> _What is needed_
Scan the data below for the string "text". Copy every line where it appears.

> _Stored data_
^^^^^^^^^^^^^^^^

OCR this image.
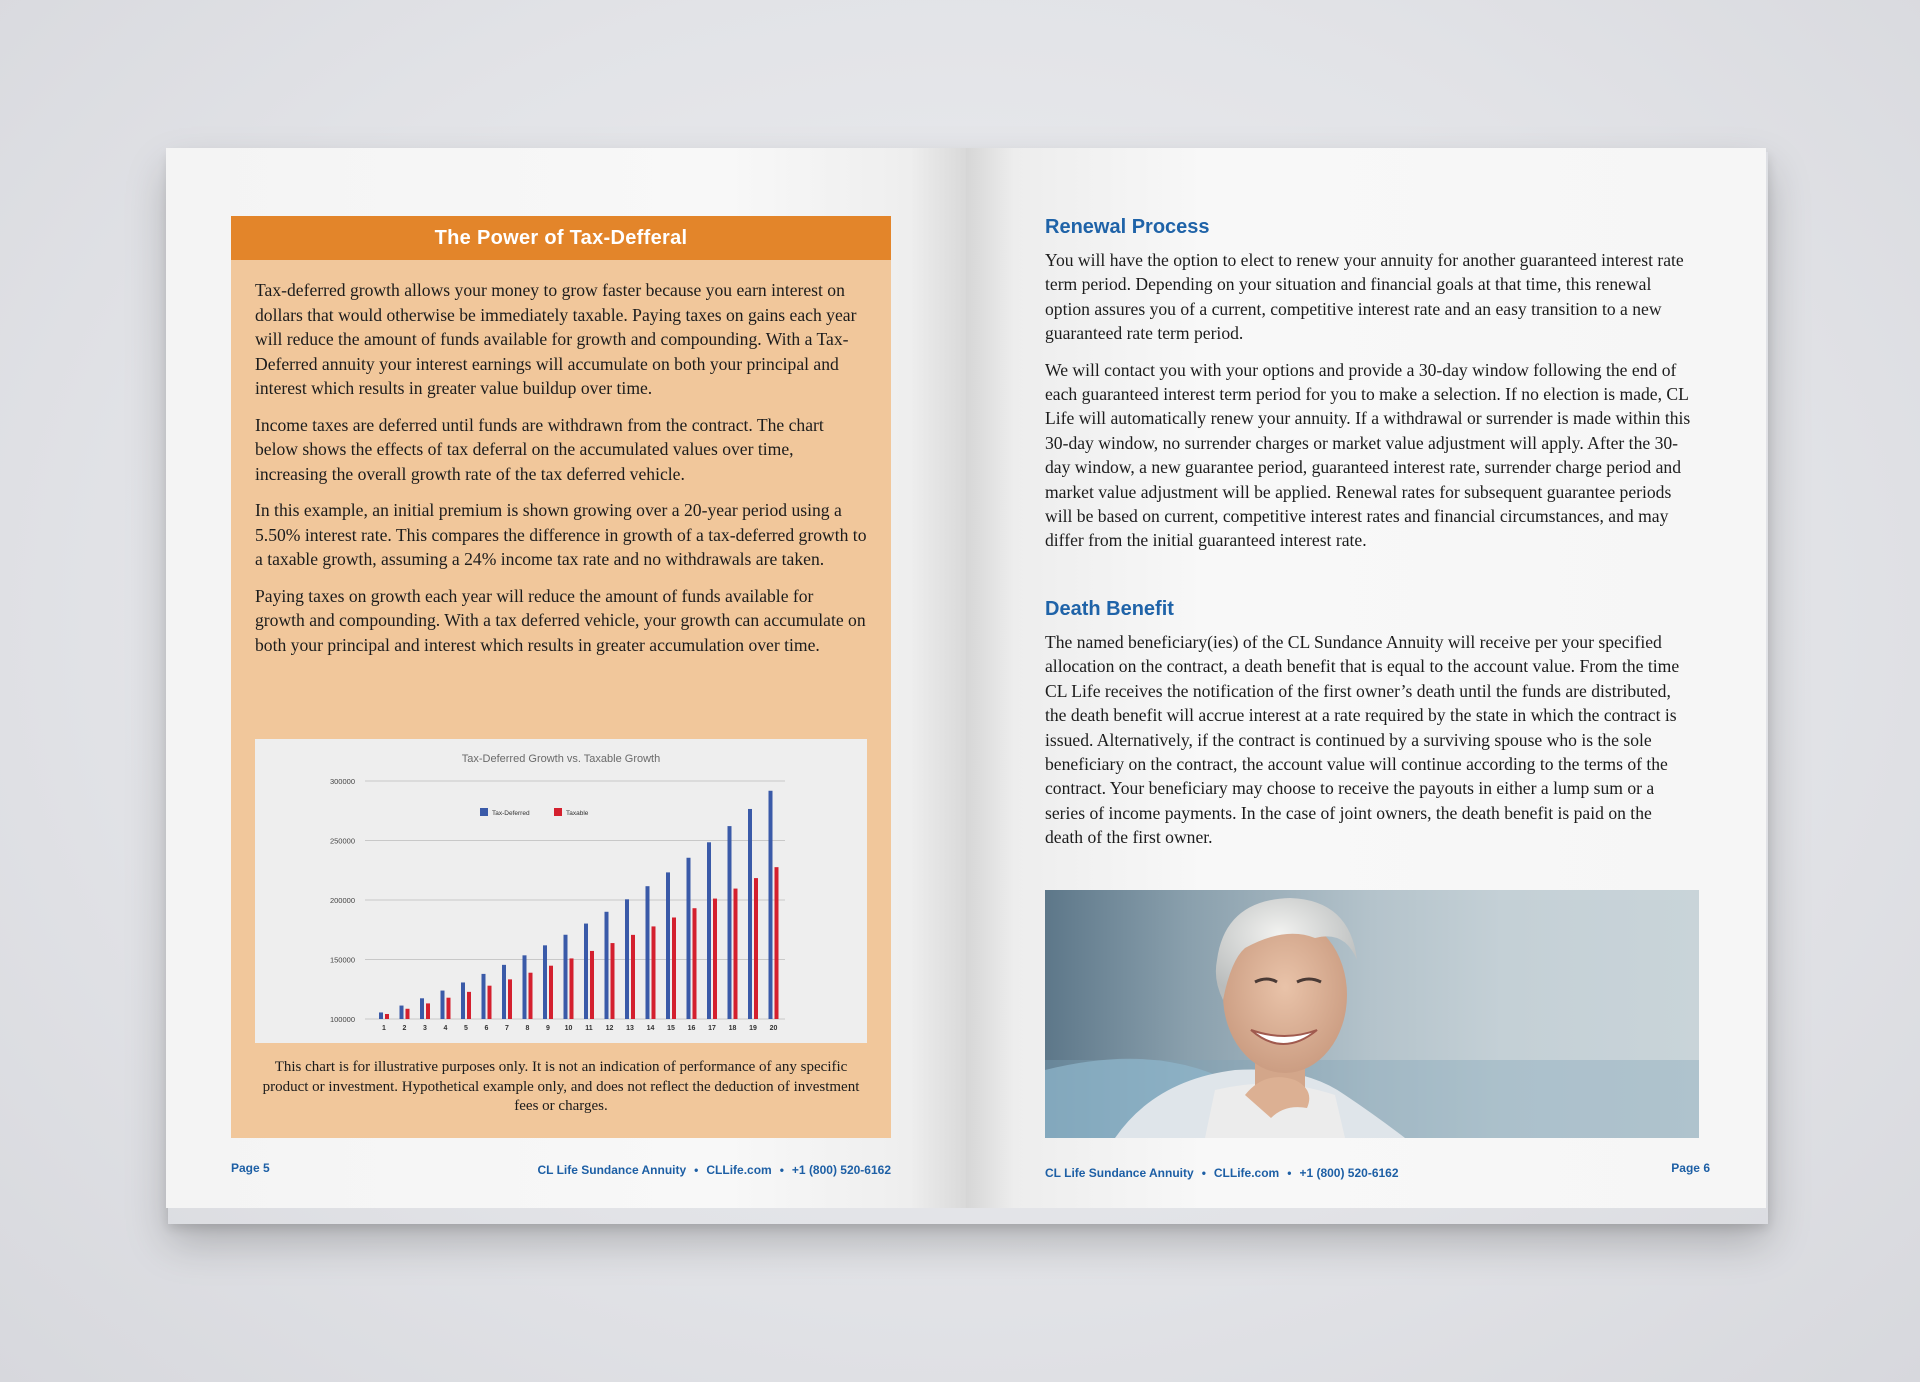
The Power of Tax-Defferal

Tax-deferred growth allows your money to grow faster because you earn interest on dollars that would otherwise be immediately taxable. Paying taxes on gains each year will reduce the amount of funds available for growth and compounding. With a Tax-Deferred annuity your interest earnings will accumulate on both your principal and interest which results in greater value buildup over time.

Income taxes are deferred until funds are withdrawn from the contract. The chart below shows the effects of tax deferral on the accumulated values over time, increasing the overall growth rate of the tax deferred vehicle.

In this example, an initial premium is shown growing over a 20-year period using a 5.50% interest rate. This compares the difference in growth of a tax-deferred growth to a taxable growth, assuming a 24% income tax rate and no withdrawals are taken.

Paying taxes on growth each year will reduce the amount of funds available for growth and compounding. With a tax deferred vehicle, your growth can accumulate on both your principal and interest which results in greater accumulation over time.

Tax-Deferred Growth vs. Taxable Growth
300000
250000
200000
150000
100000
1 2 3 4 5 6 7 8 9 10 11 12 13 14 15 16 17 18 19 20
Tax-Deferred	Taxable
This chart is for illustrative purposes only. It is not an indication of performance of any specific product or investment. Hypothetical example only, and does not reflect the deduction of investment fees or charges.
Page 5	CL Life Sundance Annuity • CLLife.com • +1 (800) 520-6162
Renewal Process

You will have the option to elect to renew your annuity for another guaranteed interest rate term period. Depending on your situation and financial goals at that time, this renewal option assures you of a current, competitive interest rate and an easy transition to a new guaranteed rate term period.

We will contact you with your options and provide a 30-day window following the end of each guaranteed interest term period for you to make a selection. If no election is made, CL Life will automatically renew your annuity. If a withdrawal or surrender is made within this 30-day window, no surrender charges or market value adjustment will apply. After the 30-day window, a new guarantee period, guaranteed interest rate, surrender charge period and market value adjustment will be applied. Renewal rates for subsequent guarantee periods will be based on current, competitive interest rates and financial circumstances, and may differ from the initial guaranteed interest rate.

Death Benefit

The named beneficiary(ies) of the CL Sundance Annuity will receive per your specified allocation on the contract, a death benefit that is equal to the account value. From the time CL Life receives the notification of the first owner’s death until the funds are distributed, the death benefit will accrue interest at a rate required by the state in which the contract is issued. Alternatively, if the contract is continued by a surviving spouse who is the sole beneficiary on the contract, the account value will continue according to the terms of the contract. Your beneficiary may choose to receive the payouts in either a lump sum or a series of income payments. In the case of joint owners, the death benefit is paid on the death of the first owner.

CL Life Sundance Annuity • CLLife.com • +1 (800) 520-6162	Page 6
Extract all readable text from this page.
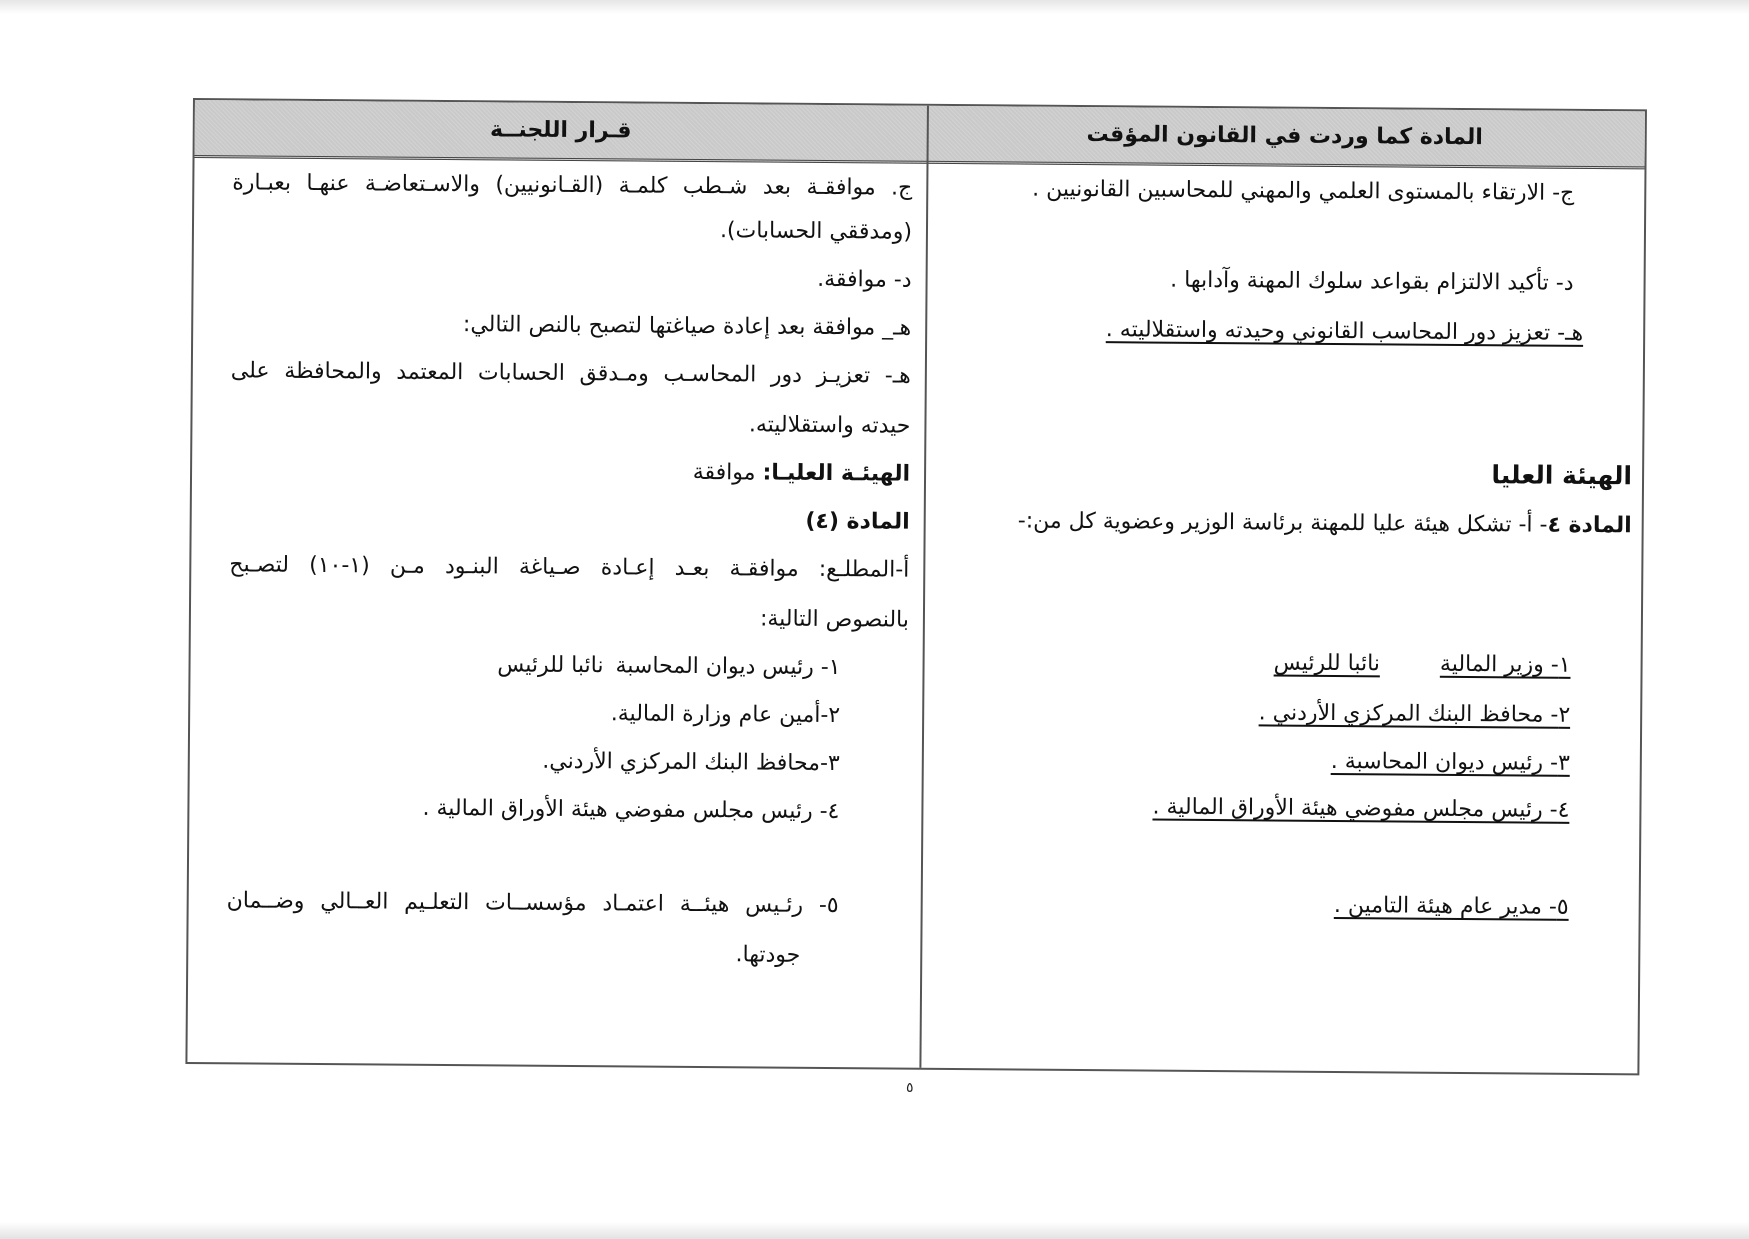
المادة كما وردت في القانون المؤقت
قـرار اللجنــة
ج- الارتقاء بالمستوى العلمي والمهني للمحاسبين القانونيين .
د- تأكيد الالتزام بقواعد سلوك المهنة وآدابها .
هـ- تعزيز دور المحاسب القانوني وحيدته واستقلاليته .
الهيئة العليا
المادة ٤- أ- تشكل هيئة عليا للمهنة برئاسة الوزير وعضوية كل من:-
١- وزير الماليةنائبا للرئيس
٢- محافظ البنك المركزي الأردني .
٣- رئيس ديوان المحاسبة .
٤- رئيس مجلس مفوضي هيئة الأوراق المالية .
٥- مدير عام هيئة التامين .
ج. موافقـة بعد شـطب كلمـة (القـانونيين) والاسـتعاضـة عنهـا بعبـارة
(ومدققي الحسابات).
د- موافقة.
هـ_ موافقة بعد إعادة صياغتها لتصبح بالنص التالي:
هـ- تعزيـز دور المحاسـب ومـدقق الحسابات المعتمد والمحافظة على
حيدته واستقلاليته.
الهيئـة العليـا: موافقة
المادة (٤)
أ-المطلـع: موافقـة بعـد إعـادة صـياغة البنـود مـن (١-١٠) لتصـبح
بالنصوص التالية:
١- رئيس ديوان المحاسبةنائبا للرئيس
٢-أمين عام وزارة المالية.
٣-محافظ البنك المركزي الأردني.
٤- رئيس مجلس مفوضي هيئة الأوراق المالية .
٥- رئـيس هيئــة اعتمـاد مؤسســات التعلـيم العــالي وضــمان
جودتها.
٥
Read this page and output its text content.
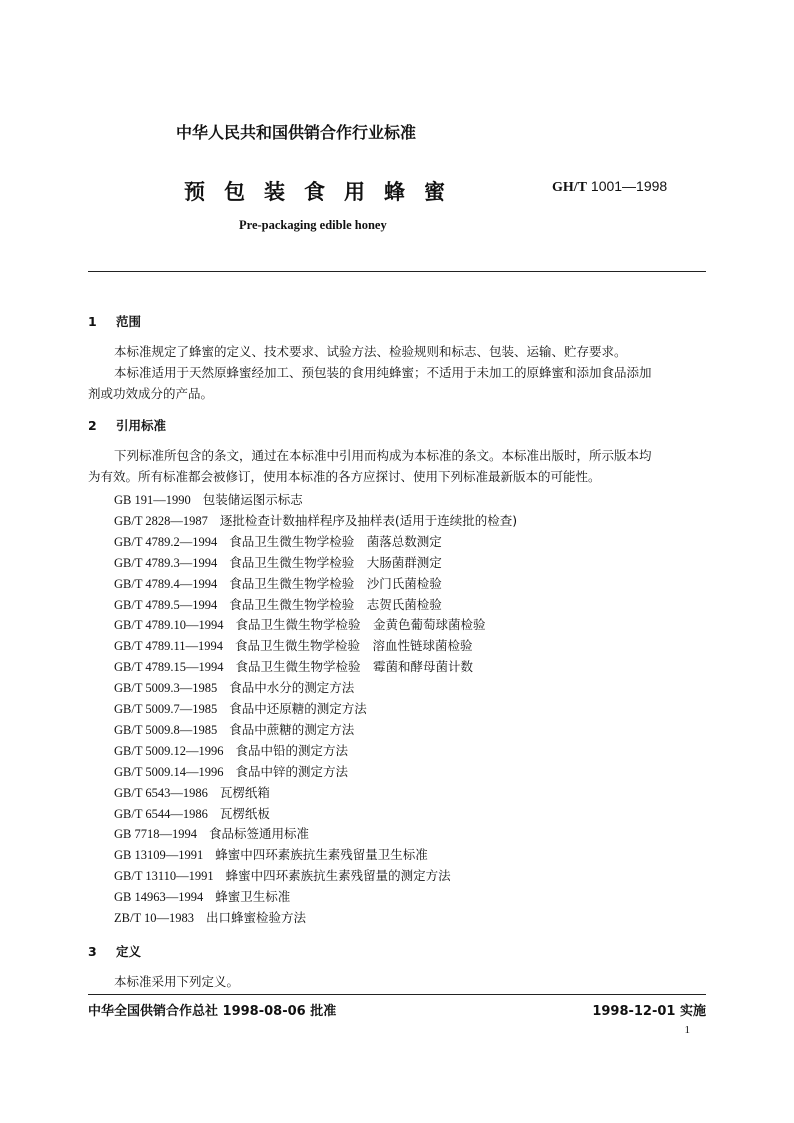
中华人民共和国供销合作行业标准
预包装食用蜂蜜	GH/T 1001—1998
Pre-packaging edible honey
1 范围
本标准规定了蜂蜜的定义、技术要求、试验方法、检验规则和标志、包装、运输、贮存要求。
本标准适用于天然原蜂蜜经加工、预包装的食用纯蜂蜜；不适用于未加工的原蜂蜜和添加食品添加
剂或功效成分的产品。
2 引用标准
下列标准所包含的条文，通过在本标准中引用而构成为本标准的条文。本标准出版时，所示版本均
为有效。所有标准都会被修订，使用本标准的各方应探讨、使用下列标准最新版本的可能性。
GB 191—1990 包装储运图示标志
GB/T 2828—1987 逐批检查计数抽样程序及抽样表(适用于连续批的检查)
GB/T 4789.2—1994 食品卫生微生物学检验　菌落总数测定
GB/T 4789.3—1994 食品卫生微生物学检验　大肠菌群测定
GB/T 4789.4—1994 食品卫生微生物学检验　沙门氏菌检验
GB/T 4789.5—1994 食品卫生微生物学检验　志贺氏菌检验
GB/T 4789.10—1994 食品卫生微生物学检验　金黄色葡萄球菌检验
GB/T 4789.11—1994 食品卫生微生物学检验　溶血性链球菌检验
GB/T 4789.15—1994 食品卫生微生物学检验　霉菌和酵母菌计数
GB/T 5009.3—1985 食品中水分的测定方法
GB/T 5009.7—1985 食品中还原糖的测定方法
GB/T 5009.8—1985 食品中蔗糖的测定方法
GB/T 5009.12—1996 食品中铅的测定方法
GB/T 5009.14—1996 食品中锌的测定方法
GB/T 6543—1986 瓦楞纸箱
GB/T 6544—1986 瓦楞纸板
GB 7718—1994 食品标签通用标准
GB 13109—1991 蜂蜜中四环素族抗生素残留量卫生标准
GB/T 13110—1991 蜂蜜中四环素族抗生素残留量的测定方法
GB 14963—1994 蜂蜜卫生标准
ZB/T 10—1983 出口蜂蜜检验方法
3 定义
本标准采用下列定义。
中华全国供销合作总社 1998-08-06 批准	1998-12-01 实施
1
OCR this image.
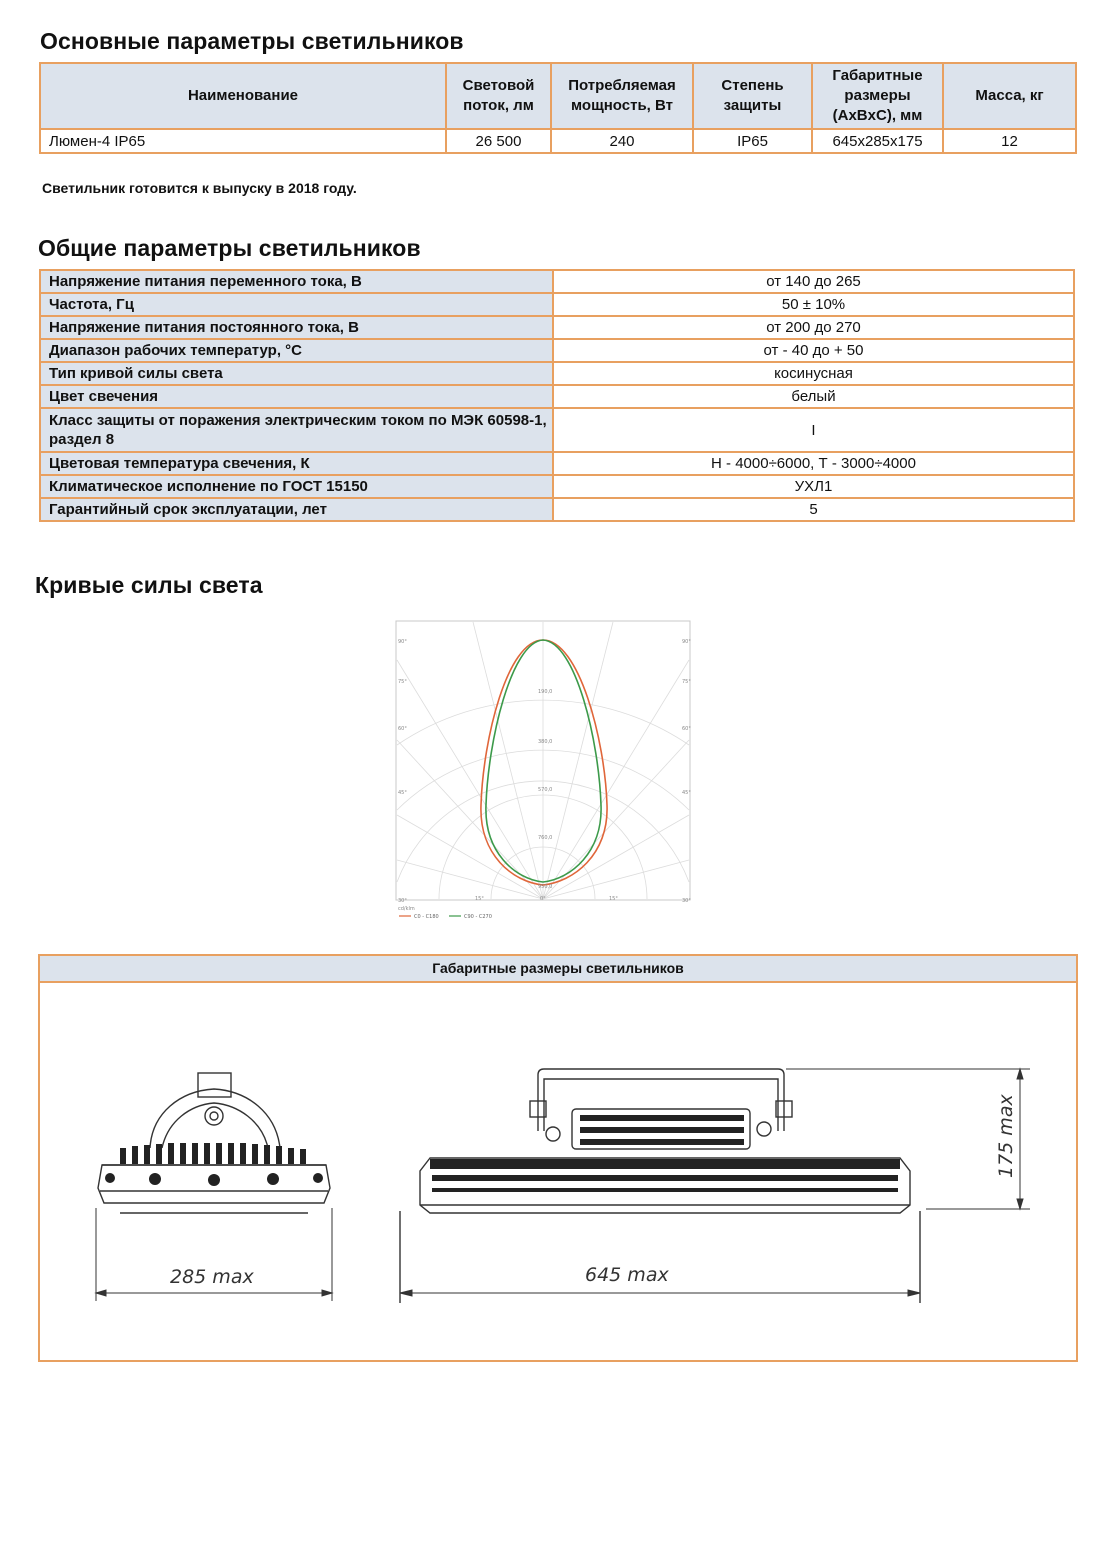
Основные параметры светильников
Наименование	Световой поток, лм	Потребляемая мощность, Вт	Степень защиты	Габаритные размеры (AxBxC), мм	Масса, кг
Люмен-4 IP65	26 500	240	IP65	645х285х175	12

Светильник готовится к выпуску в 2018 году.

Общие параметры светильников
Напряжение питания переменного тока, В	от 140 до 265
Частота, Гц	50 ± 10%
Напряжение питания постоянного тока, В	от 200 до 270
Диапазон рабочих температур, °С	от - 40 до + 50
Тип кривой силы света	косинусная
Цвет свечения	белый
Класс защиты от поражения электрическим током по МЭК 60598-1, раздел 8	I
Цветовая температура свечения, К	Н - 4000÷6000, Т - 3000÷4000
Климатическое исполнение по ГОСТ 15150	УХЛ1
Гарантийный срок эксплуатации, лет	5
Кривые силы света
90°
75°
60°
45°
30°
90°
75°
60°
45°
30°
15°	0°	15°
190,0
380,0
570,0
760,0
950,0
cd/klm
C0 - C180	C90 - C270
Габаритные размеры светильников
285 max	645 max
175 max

^^^^^^^^^^^^^^^^

> _Complete answer_
Extract all readable text from this page.
Read this page and output its text content.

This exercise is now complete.